Restate each line word for word. Leave out every picture.

## begin

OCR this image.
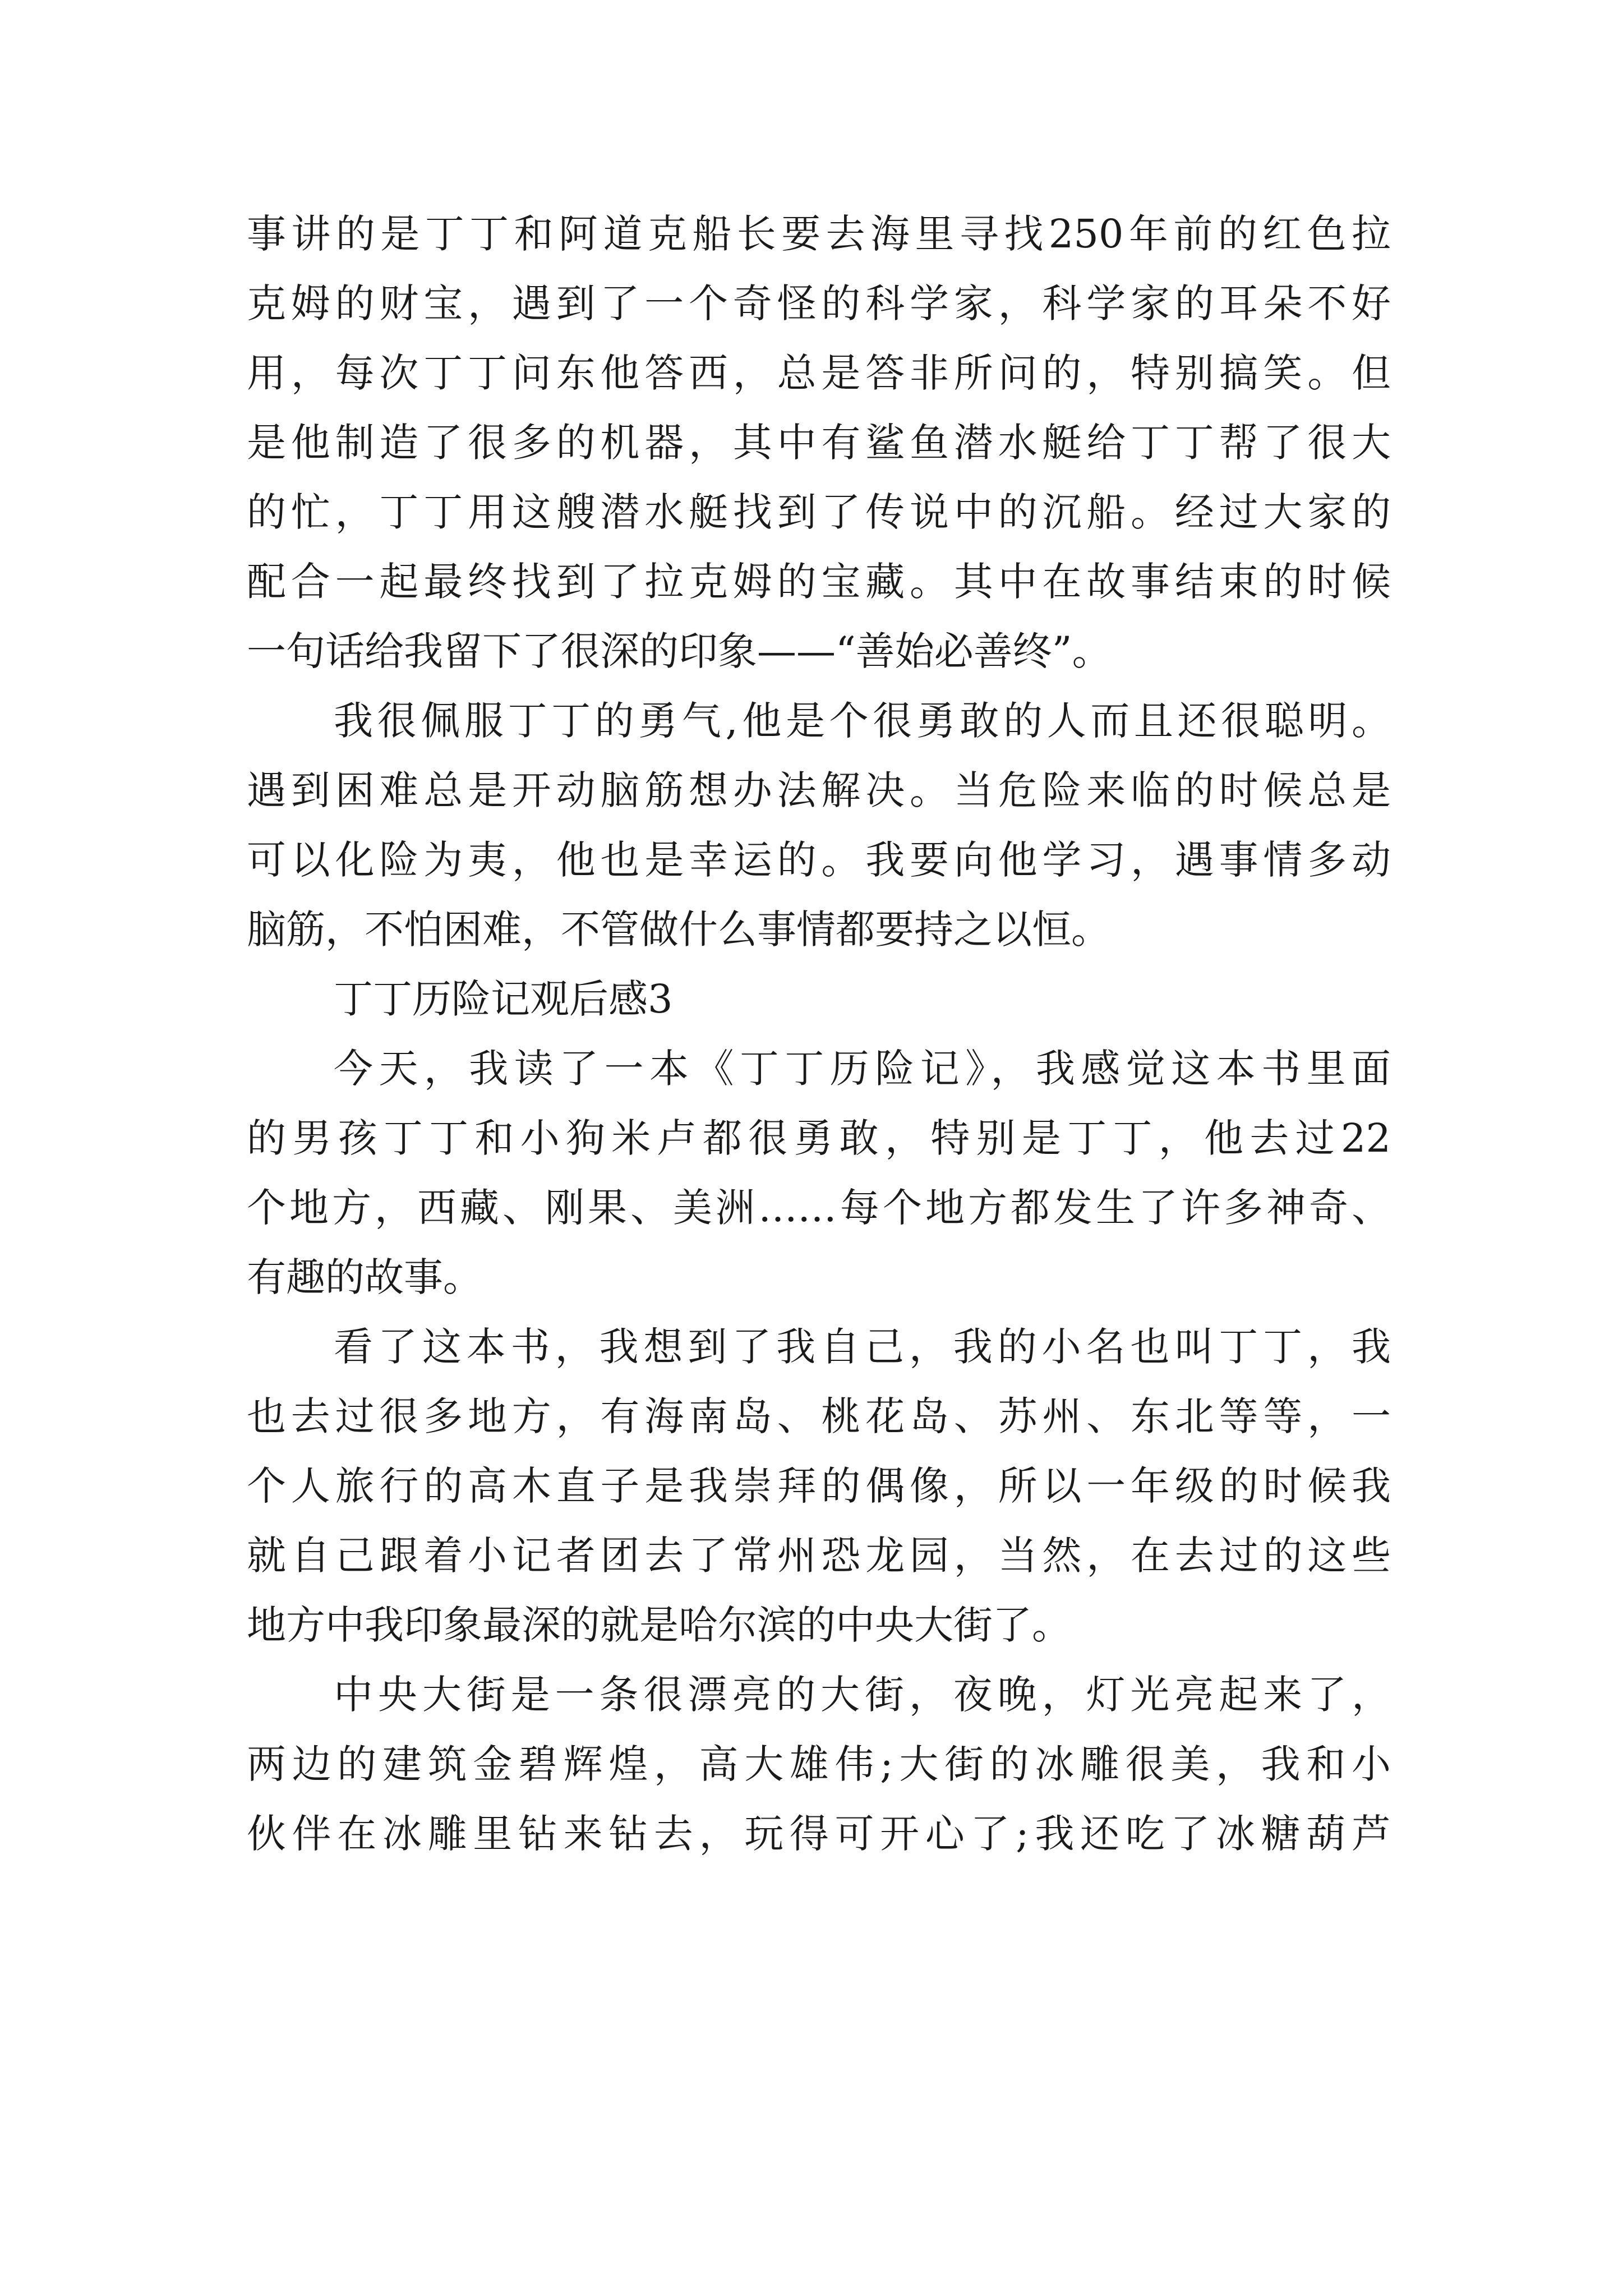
事讲的是丁丁和阿道克船长要去海里寻找250年前的红色拉
克姆的财宝，遇到了一个奇怪的科学家，科学家的耳朵不好
用，每次丁丁问东他答西，总是答非所问的，特别搞笑。但
是他制造了很多的机器，其中有鲨鱼潜水艇给丁丁帮了很大
的忙，丁丁用这艘潜水艇找到了传说中的沉船。经过大家的
配合一起最终找到了拉克姆的宝藏。其中在故事结束的时候
一句话给我留下了很深的印象——“善始必善终”。
我很佩服丁丁的勇气,他是个很勇敢的人而且还很聪明。
遇到困难总是开动脑筋想办法解决。当危险来临的时候总是
可以化险为夷，他也是幸运的。我要向他学习，遇事情多动
脑筋，不怕困难，不管做什么事情都要持之以恒。
丁丁历险记观后感3
今天，我读了一本《丁丁历险记》，我感觉这本书里面
的男孩丁丁和小狗米卢都很勇敢，特别是丁丁，他去过22
个地方，西藏、刚果、美洲……每个地方都发生了许多神奇、
有趣的故事。
看了这本书，我想到了我自己，我的小名也叫丁丁，我
也去过很多地方，有海南岛、桃花岛、苏州、东北等等，一
个人旅行的高木直子是我崇拜的偶像，所以一年级的时候我
就自己跟着小记者团去了常州恐龙园，当然，在去过的这些
地方中我印象最深的就是哈尔滨的中央大街了。
中央大街是一条很漂亮的大街，夜晚，灯光亮起来了，
两边的建筑金碧辉煌，高大雄伟;大街的冰雕很美，我和小
伙伴在冰雕里钻来钻去，玩得可开心了;我还吃了冰糖葫芦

## end

TASK ANSWER:
OCR this image.
事讲的是丁丁和阿道克船长要去海里寻找250年前的红色拉
克姆的财宝，遇到了一个奇怪的科学家，科学家的耳朵不好
用，每次丁丁问东他答西，总是答非所问的，特别搞笑。但
是他制造了很多的机器，其中有鲨鱼潜水艇给丁丁帮了很大
的忙，丁丁用这艘潜水艇找到了传说中的沉船。经过大家的
配合一起最终找到了拉克姆的宝藏。其中在故事结束的时候
一句话给我留下了很深的印象——“善始必善终”。
我很佩服丁丁的勇气,他是个很勇敢的人而且还很聪明。
遇到困难总是开动脑筋想办法解决。当危险来临的时候总是
可以化险为夷，他也是幸运的。我要向他学习，遇事情多动
脑筋，不怕困难，不管做什么事情都要持之以恒。
丁丁历险记观后感3
今天，我读了一本《丁丁历险记》，我感觉这本书里面
的男孩丁丁和小狗米卢都很勇敢，特别是丁丁，他去过22
个地方，西藏、刚果、美洲……每个地方都发生了许多神奇、
有趣的故事。
看了这本书，我想到了我自己，我的小名也叫丁丁，我
也去过很多地方，有海南岛、桃花岛、苏州、东北等等，一
个人旅行的高木直子是我崇拜的偶像，所以一年级的时候我
就自己跟着小记者团去了常州恐龙园，当然，在去过的这些
地方中我印象最深的就是哈尔滨的中央大街了。
中央大街是一条很漂亮的大街，夜晚，灯光亮起来了，
两边的建筑金碧辉煌，高大雄伟;大街的冰雕很美，我和小
伙伴在冰雕里钻来钻去，玩得可开心了;我还吃了冰糖葫芦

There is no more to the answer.